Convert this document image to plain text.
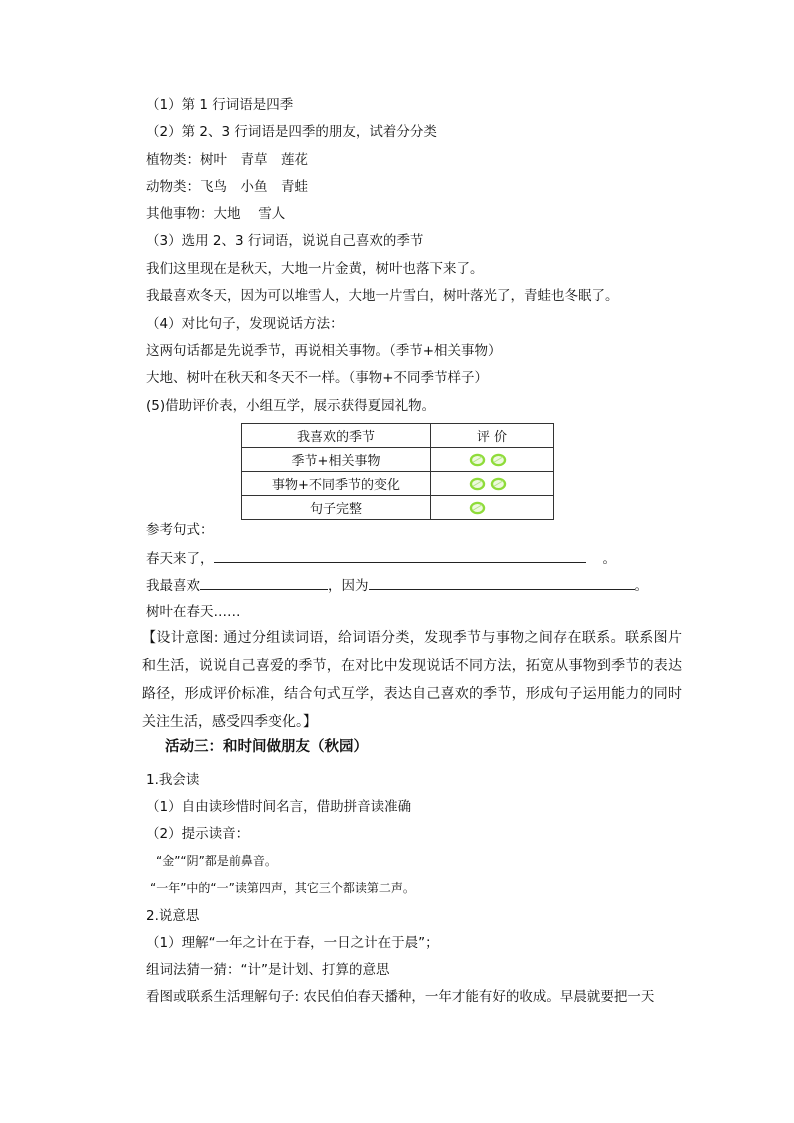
（1）第 1 行词语是四季
（2）第 2、3 行词语是四季的朋友，试着分分类
植物类：树叶　青草　莲花
动物类：飞鸟　小鱼　青蛙
其他事物：大地　 雪人
（3）选用 2、3 行词语，说说自己喜欢的季节
我们这里现在是秋天，大地一片金黄，树叶也落下来了。
我最喜欢冬天，因为可以堆雪人，大地一片雪白，树叶落光了，青蛙也冬眠了。
（4）对比句子，发现说话方法：
这两句话都是先说季节，再说相关事物。（季节+相关事物）
大地、树叶在秋天和冬天不一样。（事物+不同季节样子）
(5)借助评价表，小组互学，展示获得夏园礼物。
我喜欢的季节	评 价
季节+相关事物	
事物+不同季节的变化	
句子完整	
参考句式：
春天来了，	。
我最喜欢	，因为	。
树叶在春天……
【设计意图: 通过分组读词语，给词语分类，发现季节与事物之间存在联系。联系图片和生活，说说自己喜爱的季节，在对比中发现说话不同方法，拓宽从事物到季节的表达路径，形成评价标准，结合句式互学，表达自己喜欢的季节，形成句子运用能力的同时关注生活，感受四季变化。】
活动三：和时间做朋友（秋园）
1.我会读
（1）自由读珍惜时间名言，借助拼音读准确
（2）提示读音：
“金”“阴”都是前鼻音。
“一年”中的“一”读第四声，其它三个都读第二声。
2.说意思
（1）理解“一年之计在于春，一日之计在于晨”；
组词法猜一猜：“计”是计划、打算的意思
看图或联系生活理解句子: 农民伯伯春天播种，一年才能有好的收成。早晨就要把一天
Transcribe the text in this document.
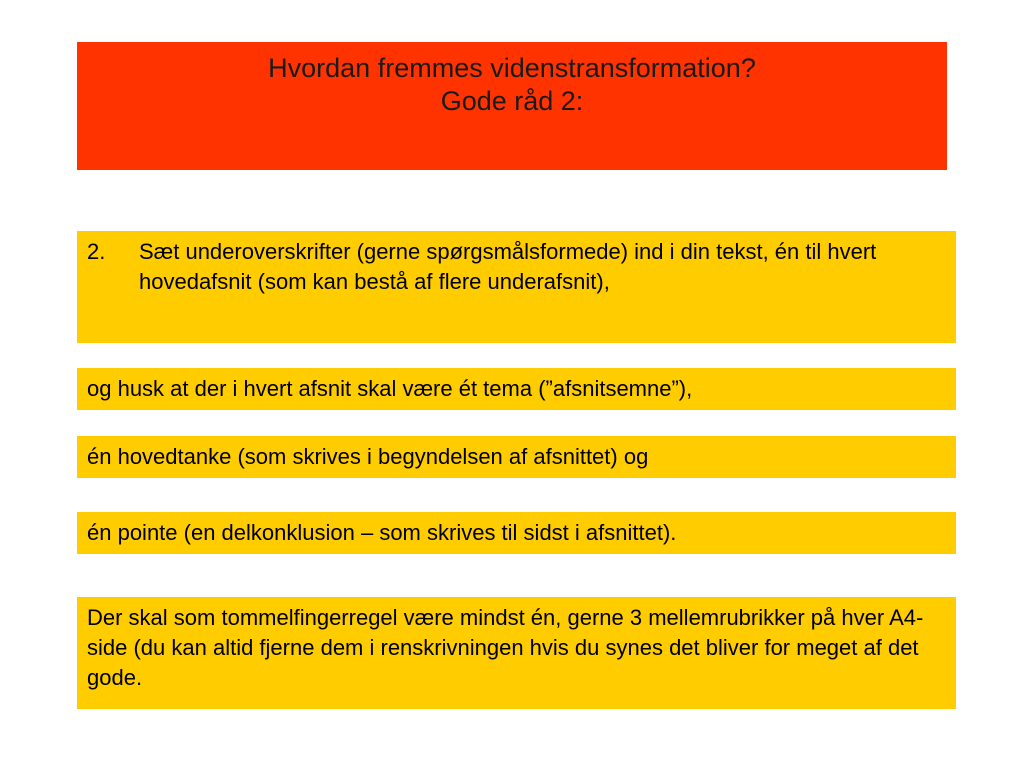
Hvordan fremmes videnstransformation?
Gode råd 2:
2.	Sæt underoverskrifter (gerne spørgsmålsformede) ind i din tekst, én til hvert hovedafsnit (som kan bestå af flere underafsnit),
og husk at der i hvert afsnit skal være ét tema (”afsnitsemne”),
én hovedtanke (som skrives i begyndelsen af afsnittet) og
én pointe (en delkonklusion – som skrives til sidst i afsnittet).
Der skal som tommelfingerregel være mindst én, gerne 3 mellemrubrikker på hver A4-side (du kan altid fjerne dem i renskrivningen hvis du synes det bliver for meget af det gode.
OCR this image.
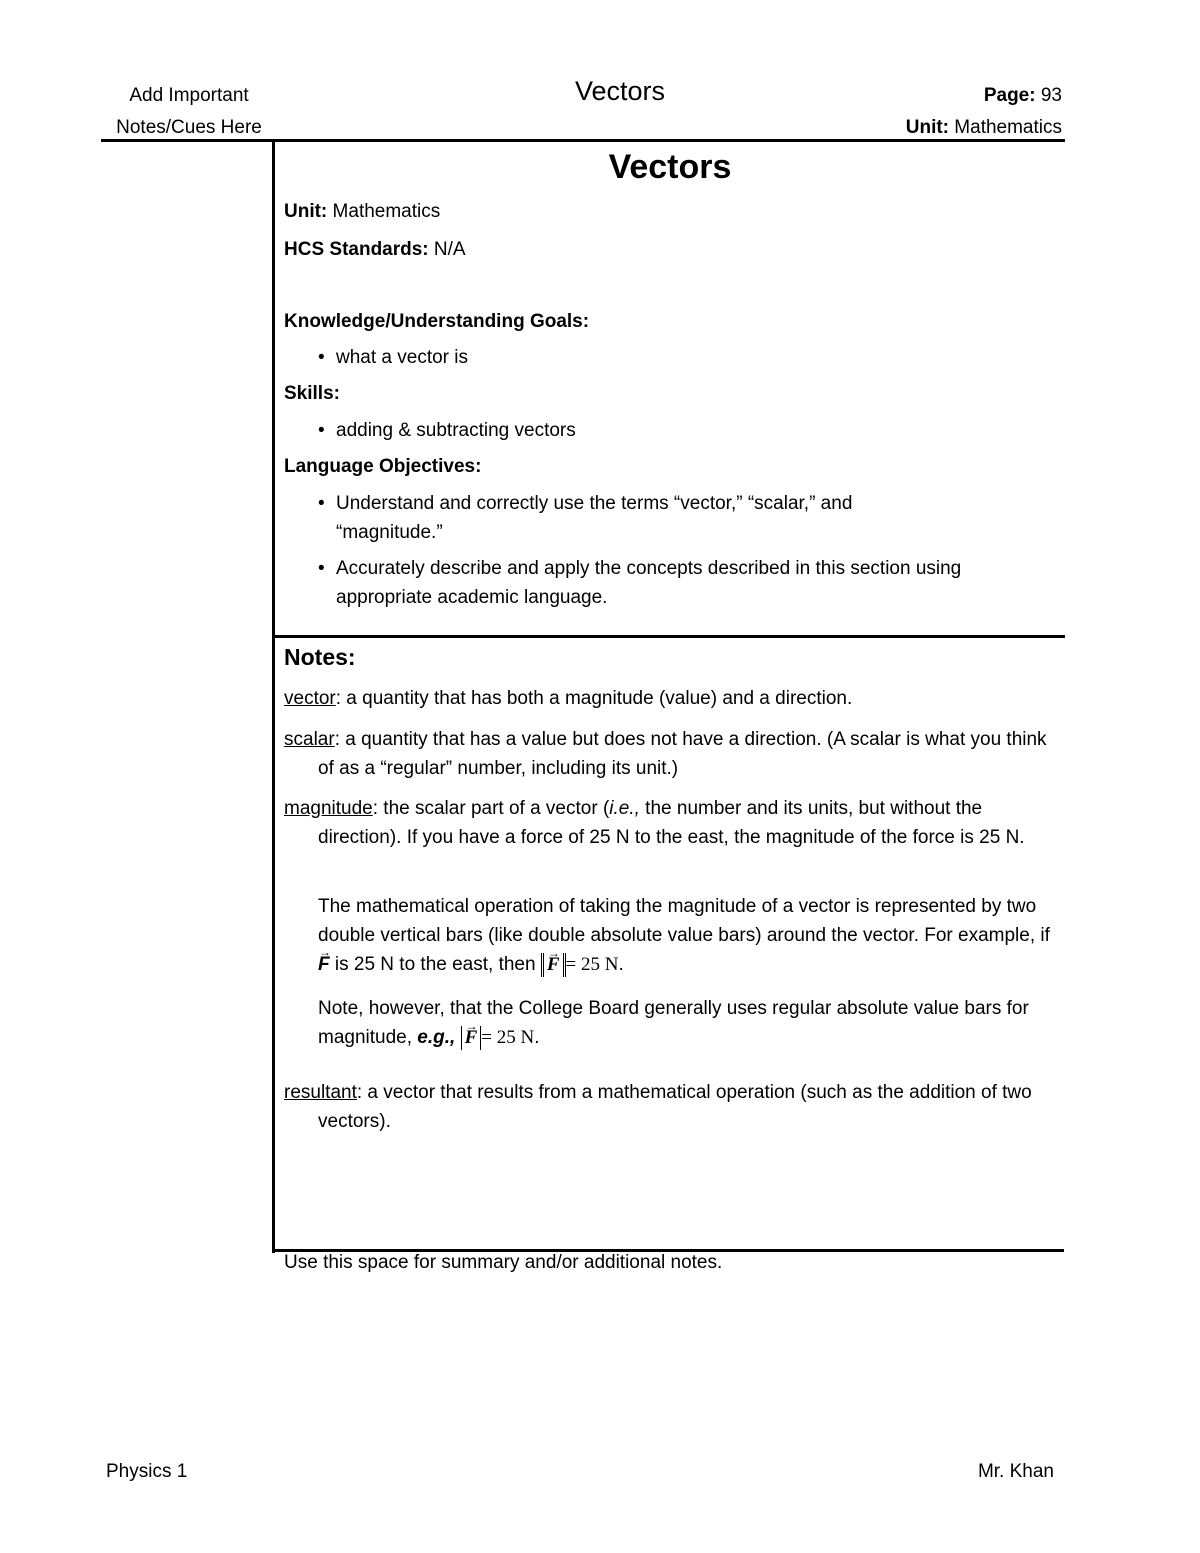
Add Important
Notes/Cues Here
Vectors	Page: 93
Unit: Mathematics
Vectors
Unit: Mathematics
HCS Standards: N/A
Knowledge/Understanding Goals:
• what a vector is
Skills:
• adding & subtracting vectors
Language Objectives:
• Understand and correctly use the terms “vector,” “scalar,” and “magnitude.”
• Accurately describe and apply the concepts described in this section using appropriate academic language.
Notes:
vector: a quantity that has both a magnitude (value) and a direction.
scalar: a quantity that has a value but does not have a direction. (A scalar is what you think of as a “regular” number, including its unit.)
magnitude: the scalar part of a vector (i.e., the number and its units, but without the direction). If you have a force of 25 N to the east, the magnitude of the force is 25 N.
The mathematical operation of taking the magnitude of a vector is represented by two double vertical bars (like double absolute value bars) around the vector. For example, if → F is 25 N to the east, then → F = 25 N.
Note, however, that the College Board generally uses regular absolute value bars for magnitude, e.g., → F = 25 N.
resultant: a vector that results from a mathematical operation (such as the addition of two vectors).
Use this space for summary and/or additional notes.
Physics 1	Mr. Khan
◇ ◇ ◇ ◇ ◇
DIRECTIONS = Across the records, count the lines holding the string "mathematical". Give the number and stop.

TASK OUTPUT = 2